In the data that follows, count the lines in which the word "Formatting" occurs, and report that figure alone.

# INFORMATION PROVIDED

-------

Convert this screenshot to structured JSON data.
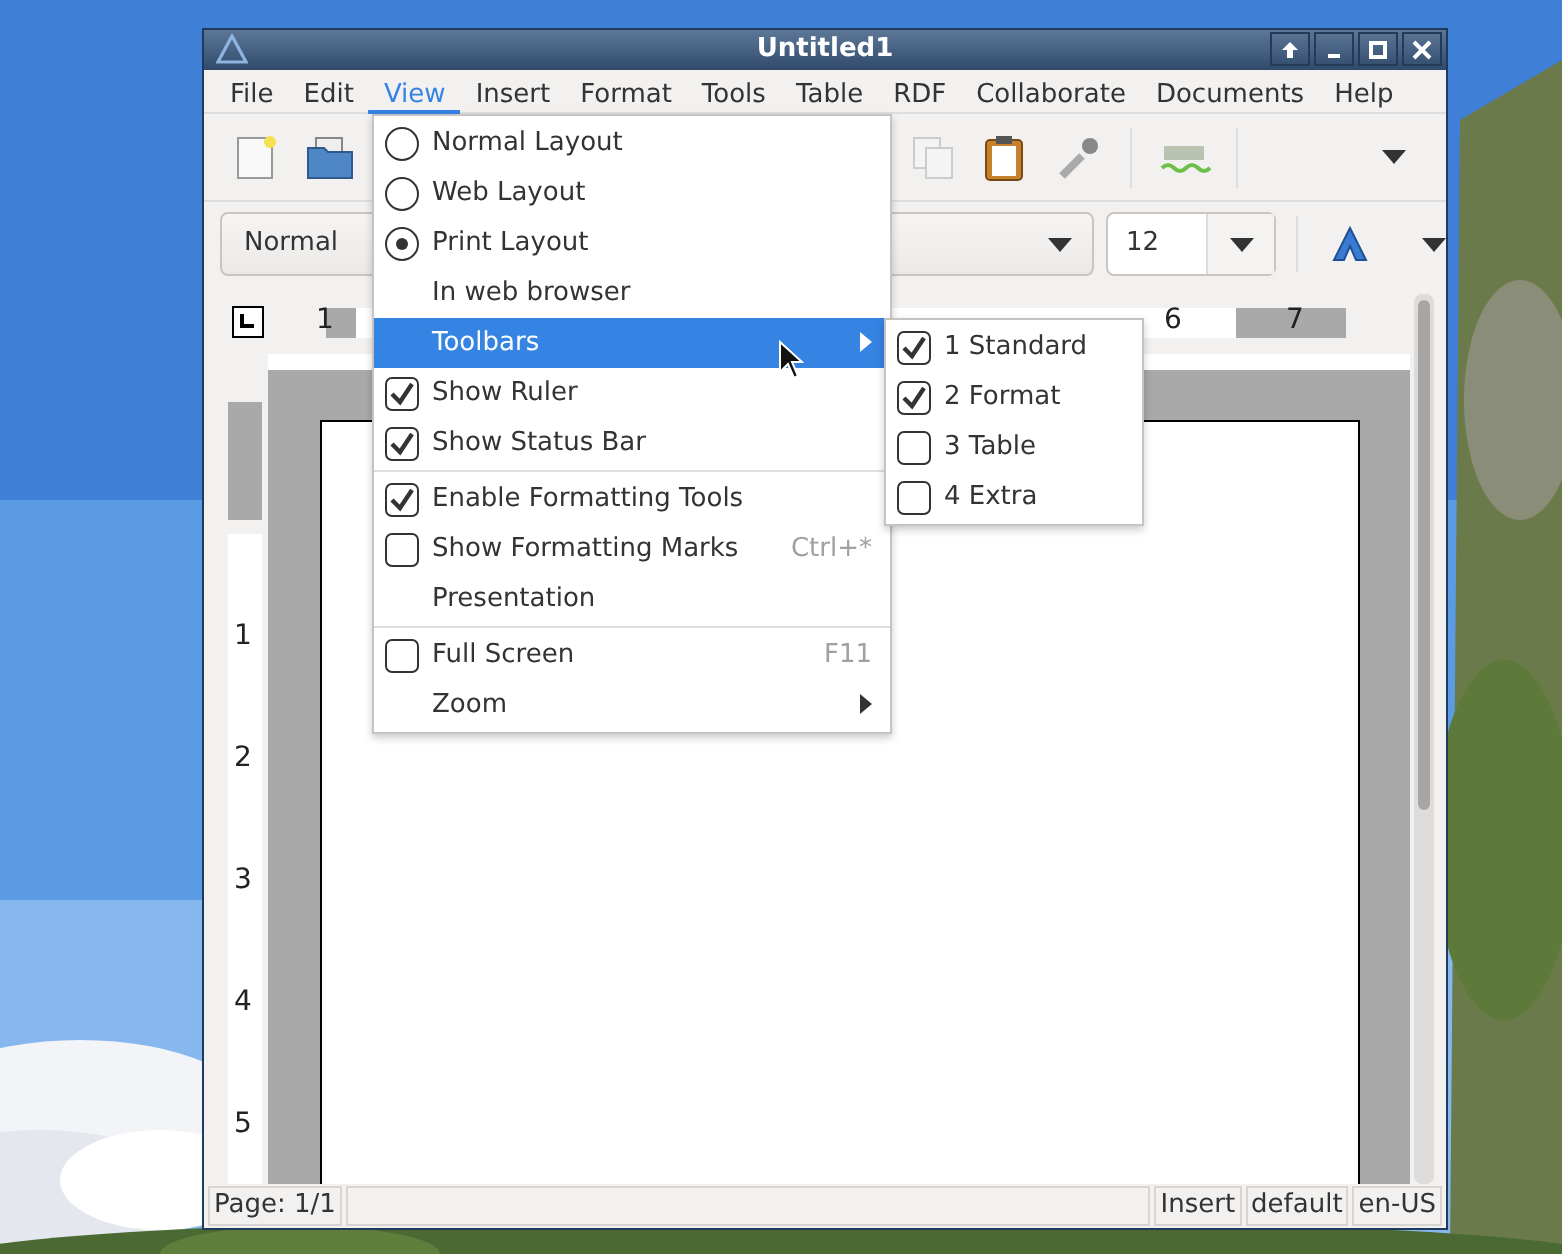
{
  "window": {
    "title": "Untitled1"
  },
  "menubar": [
    {
      "label": "File",
      "selected": false
    },
    {
      "label": "Edit",
      "selected": false
    },
    {
      "label": "View",
      "selected": true
    },
    {
      "label": "Insert",
      "selected": false
    },
    {
      "label": "Format",
      "selected": false
    },
    {
      "label": "Tools",
      "selected": false
    },
    {
      "label": "Table",
      "selected": false
    },
    {
      "label": "RDF",
      "selected": false
    },
    {
      "label": "Collaborate",
      "selected": false
    },
    {
      "label": "Documents",
      "selected": false
    },
    {
      "label": "Help",
      "selected": false
    }
  ],
  "format_toolbar": {
    "style": "Normal",
    "size": "12"
  },
  "h_ruler": [
    "1",
    "6",
    "7"
  ],
  "v_ruler": [
    "1",
    "2",
    "3",
    "4",
    "5"
  ],
  "view_menu": [
    [
      {
        "kind": "radio",
        "label": "Normal Layout",
        "checked": false
      },
      {
        "kind": "radio",
        "label": "Web Layout",
        "checked": false
      },
      {
        "kind": "radio",
        "label": "Print Layout",
        "checked": true
      },
      {
        "kind": "plain",
        "label": "In web browser"
      },
      {
        "kind": "submenu",
        "label": "Toolbars",
        "selected": true
      },
      {
        "kind": "check",
        "label": "Show Ruler",
        "checked": true
      },
      {
        "kind": "check",
        "label": "Show Status Bar",
        "checked": true
      }
    ],
    [
      {
        "kind": "check",
        "label": "Enable Formatting Tools",
        "checked": true
      },
      {
        "kind": "check",
        "label": "Show Formatting Marks",
        "checked": false,
        "shortcut": "Ctrl+*"
      },
      {
        "kind": "plain",
        "label": "Presentation"
      }
    ],
    [
      {
        "kind": "check",
        "label": "Full Screen",
        "checked": false,
        "shortcut": "F11"
      },
      {
        "kind": "submenu",
        "label": "Zoom",
        "selected": false
      }
    ]
  ],
  "toolbars_submenu": [
    {
      "label": "1 Standard",
      "checked": true
    },
    {
      "label": "2 Format",
      "checked": true
    },
    {
      "label": "3 Table",
      "checked": false
    },
    {
      "label": "4 Extra",
      "checked": false
    }
  ],
  "status_bar": {
    "page": "Page: 1/1",
    "mode": "Insert",
    "style": "default",
    "language": "en-US"
  }
}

-------

# TASK RESULT
2